Exercise aim >> Select the lines below containing the word "việc".

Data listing
════
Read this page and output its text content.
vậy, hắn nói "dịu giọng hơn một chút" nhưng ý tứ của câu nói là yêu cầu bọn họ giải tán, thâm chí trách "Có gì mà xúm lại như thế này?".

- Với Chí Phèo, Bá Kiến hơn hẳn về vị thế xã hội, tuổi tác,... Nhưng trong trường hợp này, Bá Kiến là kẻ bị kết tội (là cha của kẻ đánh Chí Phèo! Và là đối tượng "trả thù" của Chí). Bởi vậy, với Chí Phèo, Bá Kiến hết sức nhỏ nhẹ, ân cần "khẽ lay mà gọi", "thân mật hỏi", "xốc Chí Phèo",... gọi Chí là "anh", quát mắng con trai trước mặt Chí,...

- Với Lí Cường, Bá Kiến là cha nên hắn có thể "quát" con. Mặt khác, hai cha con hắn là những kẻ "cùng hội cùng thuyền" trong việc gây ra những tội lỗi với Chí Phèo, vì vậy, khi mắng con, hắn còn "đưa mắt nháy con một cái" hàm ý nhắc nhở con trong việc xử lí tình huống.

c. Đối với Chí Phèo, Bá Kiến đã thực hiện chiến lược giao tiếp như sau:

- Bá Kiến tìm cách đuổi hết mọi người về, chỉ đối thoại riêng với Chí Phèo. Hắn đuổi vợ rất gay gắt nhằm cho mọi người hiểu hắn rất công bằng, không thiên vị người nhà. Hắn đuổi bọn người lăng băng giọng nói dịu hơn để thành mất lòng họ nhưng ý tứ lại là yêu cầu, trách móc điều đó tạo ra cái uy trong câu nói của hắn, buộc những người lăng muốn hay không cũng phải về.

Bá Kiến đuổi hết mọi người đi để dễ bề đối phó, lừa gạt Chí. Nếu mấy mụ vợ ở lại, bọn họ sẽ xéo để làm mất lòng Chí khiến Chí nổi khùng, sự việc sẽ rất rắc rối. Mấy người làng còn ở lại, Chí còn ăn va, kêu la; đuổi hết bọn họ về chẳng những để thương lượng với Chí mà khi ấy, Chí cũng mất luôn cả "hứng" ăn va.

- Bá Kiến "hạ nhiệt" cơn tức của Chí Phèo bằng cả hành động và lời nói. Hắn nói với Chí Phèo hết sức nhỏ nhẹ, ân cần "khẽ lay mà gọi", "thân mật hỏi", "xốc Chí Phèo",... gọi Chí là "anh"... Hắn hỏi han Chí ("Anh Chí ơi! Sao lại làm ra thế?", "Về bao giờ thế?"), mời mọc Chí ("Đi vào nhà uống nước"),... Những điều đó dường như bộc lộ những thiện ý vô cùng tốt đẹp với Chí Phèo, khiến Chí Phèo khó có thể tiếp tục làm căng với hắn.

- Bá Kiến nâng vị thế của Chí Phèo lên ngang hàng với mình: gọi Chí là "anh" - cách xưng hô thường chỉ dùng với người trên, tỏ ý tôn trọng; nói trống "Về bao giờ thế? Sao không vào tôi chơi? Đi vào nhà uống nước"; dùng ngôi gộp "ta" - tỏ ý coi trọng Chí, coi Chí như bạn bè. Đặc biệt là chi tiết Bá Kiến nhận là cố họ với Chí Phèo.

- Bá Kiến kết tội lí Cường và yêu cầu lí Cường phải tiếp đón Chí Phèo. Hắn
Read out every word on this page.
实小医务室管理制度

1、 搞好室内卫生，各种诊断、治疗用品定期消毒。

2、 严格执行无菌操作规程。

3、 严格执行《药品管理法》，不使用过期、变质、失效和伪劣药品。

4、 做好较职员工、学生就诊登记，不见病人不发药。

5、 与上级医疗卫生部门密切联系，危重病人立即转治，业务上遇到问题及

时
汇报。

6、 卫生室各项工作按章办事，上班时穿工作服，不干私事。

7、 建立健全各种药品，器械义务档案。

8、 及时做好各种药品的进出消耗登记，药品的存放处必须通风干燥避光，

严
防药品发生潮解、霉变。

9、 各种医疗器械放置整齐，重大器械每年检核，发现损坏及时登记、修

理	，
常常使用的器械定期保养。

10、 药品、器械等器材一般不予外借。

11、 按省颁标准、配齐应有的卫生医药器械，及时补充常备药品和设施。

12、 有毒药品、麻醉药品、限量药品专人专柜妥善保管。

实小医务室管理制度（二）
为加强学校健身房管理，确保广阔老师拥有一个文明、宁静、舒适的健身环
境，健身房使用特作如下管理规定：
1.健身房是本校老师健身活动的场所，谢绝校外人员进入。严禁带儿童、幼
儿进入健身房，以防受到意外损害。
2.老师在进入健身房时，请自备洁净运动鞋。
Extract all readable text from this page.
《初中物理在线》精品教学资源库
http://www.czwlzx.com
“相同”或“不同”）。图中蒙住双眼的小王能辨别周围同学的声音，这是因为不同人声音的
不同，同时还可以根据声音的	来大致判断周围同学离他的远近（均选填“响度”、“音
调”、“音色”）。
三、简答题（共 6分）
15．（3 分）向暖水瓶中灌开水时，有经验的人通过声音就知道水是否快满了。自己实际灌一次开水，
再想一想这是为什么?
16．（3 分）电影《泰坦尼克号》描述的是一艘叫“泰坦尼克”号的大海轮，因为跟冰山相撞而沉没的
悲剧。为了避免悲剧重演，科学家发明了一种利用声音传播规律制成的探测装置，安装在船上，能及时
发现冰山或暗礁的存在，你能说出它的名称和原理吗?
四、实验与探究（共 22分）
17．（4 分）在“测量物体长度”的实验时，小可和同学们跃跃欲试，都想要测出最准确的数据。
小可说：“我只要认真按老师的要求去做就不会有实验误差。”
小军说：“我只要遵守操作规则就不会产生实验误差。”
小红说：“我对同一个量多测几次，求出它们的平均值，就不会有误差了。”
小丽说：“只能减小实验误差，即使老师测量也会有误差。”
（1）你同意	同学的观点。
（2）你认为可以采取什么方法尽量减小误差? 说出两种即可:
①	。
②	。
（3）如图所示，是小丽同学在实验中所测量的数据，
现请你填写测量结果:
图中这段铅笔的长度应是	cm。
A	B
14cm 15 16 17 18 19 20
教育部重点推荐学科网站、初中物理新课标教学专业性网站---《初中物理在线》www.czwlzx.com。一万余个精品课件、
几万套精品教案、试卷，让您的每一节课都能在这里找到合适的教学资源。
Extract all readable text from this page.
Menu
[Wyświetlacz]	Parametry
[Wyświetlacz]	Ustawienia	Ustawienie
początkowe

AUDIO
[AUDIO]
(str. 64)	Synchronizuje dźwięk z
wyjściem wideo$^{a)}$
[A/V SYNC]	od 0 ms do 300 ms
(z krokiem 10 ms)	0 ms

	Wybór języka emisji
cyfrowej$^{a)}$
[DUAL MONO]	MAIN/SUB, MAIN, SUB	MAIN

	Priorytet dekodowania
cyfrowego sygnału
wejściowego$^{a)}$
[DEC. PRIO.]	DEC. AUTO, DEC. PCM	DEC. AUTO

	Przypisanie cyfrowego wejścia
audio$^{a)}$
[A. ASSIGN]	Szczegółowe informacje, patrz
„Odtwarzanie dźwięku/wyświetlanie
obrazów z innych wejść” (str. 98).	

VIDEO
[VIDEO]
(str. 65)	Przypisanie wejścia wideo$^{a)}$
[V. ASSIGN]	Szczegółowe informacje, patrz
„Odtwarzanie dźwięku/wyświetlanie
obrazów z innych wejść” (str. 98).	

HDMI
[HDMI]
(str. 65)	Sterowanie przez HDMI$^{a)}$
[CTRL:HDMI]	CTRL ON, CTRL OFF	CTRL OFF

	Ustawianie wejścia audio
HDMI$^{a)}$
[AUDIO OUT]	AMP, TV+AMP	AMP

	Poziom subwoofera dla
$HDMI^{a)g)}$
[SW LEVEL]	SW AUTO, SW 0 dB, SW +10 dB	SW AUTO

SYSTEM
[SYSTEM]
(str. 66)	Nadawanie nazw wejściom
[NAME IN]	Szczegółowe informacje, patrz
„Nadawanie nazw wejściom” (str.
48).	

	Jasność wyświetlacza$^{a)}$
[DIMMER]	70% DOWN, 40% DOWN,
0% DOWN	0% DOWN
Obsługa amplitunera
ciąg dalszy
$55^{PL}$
════
Response to the task >>
- Với Lí Cường, Bá Kiến là cha nên hắn có thể "quát" con. Mặt khác, hai cha con hắn là những kẻ "cùng hội cùng thuyền" trong việc gây ra những tội lỗi với Chí Phèo, vì vậy, khi mắng con, hắn còn "đưa mắt nháy con một cái" hàm ý nhắc nhở con trong việc xử lí tình huống.
Bá Kiến đuổi hết mọi người đi để dễ bề đối phó, lừa gạt Chí. Nếu mấy mụ vợ ở lại, bọn họ sẽ xéo để làm mất lòng Chí khiến Chí nổi khùng, sự việc sẽ rất rắc rối. Mấy người làng còn ở lại, Chí còn ăn va, kêu la; đuổi hết bọn họ về chẳng những để thương lượng với Chí mà khi ấy, Chí cũng mất luôn cả "hứng" ăn va.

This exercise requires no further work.